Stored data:
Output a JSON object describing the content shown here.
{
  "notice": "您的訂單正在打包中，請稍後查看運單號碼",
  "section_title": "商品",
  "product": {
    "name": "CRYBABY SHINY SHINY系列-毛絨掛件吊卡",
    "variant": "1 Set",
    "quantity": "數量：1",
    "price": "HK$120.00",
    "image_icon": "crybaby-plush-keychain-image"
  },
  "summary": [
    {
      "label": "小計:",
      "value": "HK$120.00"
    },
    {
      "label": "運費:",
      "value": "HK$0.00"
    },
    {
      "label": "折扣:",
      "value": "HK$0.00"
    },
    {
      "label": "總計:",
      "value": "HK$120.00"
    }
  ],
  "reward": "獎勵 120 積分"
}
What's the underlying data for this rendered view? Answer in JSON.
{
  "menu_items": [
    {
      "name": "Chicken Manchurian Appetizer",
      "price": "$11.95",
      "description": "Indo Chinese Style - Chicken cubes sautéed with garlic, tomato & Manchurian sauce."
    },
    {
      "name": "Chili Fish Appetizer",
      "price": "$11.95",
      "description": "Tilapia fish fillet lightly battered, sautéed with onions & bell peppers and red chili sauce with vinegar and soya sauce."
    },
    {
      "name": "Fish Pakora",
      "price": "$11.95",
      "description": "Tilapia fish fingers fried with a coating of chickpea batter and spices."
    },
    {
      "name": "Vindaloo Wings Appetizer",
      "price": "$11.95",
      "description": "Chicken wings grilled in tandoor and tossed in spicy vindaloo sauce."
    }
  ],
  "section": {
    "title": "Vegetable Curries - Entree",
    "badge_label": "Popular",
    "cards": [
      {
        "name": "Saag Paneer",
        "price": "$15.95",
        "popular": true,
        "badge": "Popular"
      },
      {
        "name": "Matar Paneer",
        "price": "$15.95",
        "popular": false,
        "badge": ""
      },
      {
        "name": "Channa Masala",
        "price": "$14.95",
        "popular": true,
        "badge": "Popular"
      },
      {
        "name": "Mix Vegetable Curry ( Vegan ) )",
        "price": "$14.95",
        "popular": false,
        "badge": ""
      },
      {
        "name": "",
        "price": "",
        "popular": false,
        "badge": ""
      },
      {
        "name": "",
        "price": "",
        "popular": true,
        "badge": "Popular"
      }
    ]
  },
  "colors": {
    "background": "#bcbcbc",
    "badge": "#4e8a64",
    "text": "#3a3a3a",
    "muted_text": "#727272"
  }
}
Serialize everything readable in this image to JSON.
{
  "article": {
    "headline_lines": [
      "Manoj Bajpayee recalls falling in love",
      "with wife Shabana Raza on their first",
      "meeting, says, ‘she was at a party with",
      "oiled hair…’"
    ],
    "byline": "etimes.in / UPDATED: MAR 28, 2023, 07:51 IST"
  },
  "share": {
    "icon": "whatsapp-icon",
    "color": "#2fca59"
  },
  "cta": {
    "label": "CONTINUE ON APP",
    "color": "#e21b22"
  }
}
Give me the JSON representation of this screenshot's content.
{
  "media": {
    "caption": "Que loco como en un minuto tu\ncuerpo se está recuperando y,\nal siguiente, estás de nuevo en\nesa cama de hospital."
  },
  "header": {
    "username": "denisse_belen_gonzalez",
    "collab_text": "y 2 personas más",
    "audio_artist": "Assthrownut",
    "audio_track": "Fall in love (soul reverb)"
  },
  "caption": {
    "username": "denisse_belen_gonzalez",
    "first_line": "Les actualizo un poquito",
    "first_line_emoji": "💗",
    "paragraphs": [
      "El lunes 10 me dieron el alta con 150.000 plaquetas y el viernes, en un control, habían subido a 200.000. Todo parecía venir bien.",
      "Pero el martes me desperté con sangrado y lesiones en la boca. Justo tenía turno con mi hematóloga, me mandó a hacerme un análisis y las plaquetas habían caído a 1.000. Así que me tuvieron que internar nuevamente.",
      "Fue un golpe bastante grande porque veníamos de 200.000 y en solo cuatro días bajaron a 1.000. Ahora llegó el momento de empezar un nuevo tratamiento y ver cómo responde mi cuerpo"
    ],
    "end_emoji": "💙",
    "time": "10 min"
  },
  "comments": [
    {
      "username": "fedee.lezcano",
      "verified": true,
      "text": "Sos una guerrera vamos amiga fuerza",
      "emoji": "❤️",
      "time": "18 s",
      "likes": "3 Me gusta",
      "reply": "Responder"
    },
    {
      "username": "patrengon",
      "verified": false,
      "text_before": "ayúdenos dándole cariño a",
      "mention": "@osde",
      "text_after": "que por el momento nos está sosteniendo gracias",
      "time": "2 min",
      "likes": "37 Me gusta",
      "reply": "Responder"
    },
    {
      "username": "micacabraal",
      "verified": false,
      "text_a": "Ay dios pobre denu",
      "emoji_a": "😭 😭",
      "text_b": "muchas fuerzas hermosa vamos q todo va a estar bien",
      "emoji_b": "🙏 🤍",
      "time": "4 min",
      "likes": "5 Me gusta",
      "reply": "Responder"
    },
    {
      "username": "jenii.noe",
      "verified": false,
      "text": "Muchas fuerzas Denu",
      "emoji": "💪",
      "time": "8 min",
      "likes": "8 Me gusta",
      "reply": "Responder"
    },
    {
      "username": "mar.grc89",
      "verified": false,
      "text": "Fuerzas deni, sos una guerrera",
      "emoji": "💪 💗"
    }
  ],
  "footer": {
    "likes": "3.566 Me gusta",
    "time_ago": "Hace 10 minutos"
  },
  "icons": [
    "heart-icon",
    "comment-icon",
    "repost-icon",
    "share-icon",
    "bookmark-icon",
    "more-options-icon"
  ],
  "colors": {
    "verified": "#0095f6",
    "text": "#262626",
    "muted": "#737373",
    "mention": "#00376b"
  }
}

» **EXERCISE GOAL**: Return the whole listing exactly.

» **FULL ANSWER**:
Output a JSON object describing the content shown here.
{
  "notice": "您的訂單正在打包中，請稍後查看運單號碼",
  "section_title": "商品",
  "product": {
    "name": "CRYBABY SHINY SHINY系列-毛絨掛件吊卡",
    "variant": "1 Set",
    "quantity": "數量：1",
    "price": "HK$120.00",
    "image_icon": "crybaby-plush-keychain-image"
  },
  "summary": [
    {
      "label": "小計:",
      "value": "HK$120.00"
    },
    {
      "label": "運費:",
      "value": "HK$0.00"
    },
    {
      "label": "折扣:",
      "value": "HK$0.00"
    },
    {
      "label": "總計:",
      "value": "HK$120.00"
    }
  ],
  "reward": "獎勵 120 積分"
}
What's the underlying data for this rendered view? Answer in JSON.
{
  "menu_items": [
    {
      "name": "Chicken Manchurian Appetizer",
      "price": "$11.95",
      "description": "Indo Chinese Style - Chicken cubes sautéed with garlic, tomato & Manchurian sauce."
    },
    {
      "name": "Chili Fish Appetizer",
      "price": "$11.95",
      "description": "Tilapia fish fillet lightly battered, sautéed with onions & bell peppers and red chili sauce with vinegar and soya sauce."
    },
    {
      "name": "Fish Pakora",
      "price": "$11.95",
      "description": "Tilapia fish fingers fried with a coating of chickpea batter and spices."
    },
    {
      "name": "Vindaloo Wings Appetizer",
      "price": "$11.95",
      "description": "Chicken wings grilled in tandoor and tossed in spicy vindaloo sauce."
    }
  ],
  "section": {
    "title": "Vegetable Curries - Entree",
    "badge_label": "Popular",
    "cards": [
      {
        "name": "Saag Paneer",
        "price": "$15.95",
        "popular": true,
        "badge": "Popular"
      },
      {
        "name": "Matar Paneer",
        "price": "$15.95",
        "popular": false,
        "badge": ""
      },
      {
        "name": "Channa Masala",
        "price": "$14.95",
        "popular": true,
        "badge": "Popular"
      },
      {
        "name": "Mix Vegetable Curry ( Vegan ) )",
        "price": "$14.95",
        "popular": false,
        "badge": ""
      },
      {
        "name": "",
        "price": "",
        "popular": false,
        "badge": ""
      },
      {
        "name": "",
        "price": "",
        "popular": true,
        "badge": "Popular"
      }
    ]
  },
  "colors": {
    "background": "#bcbcbc",
    "badge": "#4e8a64",
    "text": "#3a3a3a",
    "muted_text": "#727272"
  }
}
Serialize everything readable in this image to JSON.
{
  "article": {
    "headline_lines": [
      "Manoj Bajpayee recalls falling in love",
      "with wife Shabana Raza on their first",
      "meeting, says, ‘she was at a party with",
      "oiled hair…’"
    ],
    "byline": "etimes.in / UPDATED: MAR 28, 2023, 07:51 IST"
  },
  "share": {
    "icon": "whatsapp-icon",
    "color": "#2fca59"
  },
  "cta": {
    "label": "CONTINUE ON APP",
    "color": "#e21b22"
  }
}
Give me the JSON representation of this screenshot's content.
{
  "media": {
    "caption": "Que loco como en un minuto tu\ncuerpo se está recuperando y,\nal siguiente, estás de nuevo en\nesa cama de hospital."
  },
  "header": {
    "username": "denisse_belen_gonzalez",
    "collab_text": "y 2 personas más",
    "audio_artist": "Assthrownut",
    "audio_track": "Fall in love (soul reverb)"
  },
  "caption": {
    "username": "denisse_belen_gonzalez",
    "first_line": "Les actualizo un poquito",
    "first_line_emoji": "💗",
    "paragraphs": [
      "El lunes 10 me dieron el alta con 150.000 plaquetas y el viernes, en un control, habían subido a 200.000. Todo parecía venir bien.",
      "Pero el martes me desperté con sangrado y lesiones en la boca. Justo tenía turno con mi hematóloga, me mandó a hacerme un análisis y las plaquetas habían caído a 1.000. Así que me tuvieron que internar nuevamente.",
      "Fue un golpe bastante grande porque veníamos de 200.000 y en solo cuatro días bajaron a 1.000. Ahora llegó el momento de empezar un nuevo tratamiento y ver cómo responde mi cuerpo"
    ],
    "end_emoji": "💙",
    "time": "10 min"
  },
  "comments": [
    {
      "username": "fedee.lezcano",
      "verified": true,
      "text": "Sos una guerrera vamos amiga fuerza",
      "emoji": "❤️",
      "time": "18 s",
      "likes": "3 Me gusta",
      "reply": "Responder"
    },
    {
      "username": "patrengon",
      "verified": false,
      "text_before": "ayúdenos dándole cariño a",
      "mention": "@osde",
      "text_after": "que por el momento nos está sosteniendo gracias",
      "time": "2 min",
      "likes": "37 Me gusta",
      "reply": "Responder"
    },
    {
      "username": "micacabraal",
      "verified": false,
      "text_a": "Ay dios pobre denu",
      "emoji_a": "😭 😭",
      "text_b": "muchas fuerzas hermosa vamos q todo va a estar bien",
      "emoji_b": "🙏 🤍",
      "time": "4 min",
      "likes": "5 Me gusta",
      "reply": "Responder"
    },
    {
      "username": "jenii.noe",
      "verified": false,
      "text": "Muchas fuerzas Denu",
      "emoji": "💪",
      "time": "8 min",
      "likes": "8 Me gusta",
      "reply": "Responder"
    },
    {
      "username": "mar.grc89",
      "verified": false,
      "text": "Fuerzas deni, sos una guerrera",
      "emoji": "💪 💗"
    }
  ],
  "footer": {
    "likes": "3.566 Me gusta",
    "time_ago": "Hace 10 minutos"
  },
  "icons": [
    "heart-icon",
    "comment-icon",
    "repost-icon",
    "share-icon",
    "bookmark-icon",
    "more-options-icon"
  ],
  "colors": {
    "verified": "#0095f6",
    "text": "#262626",
    "muted": "#737373",
    "mention": "#00376b"
  }
}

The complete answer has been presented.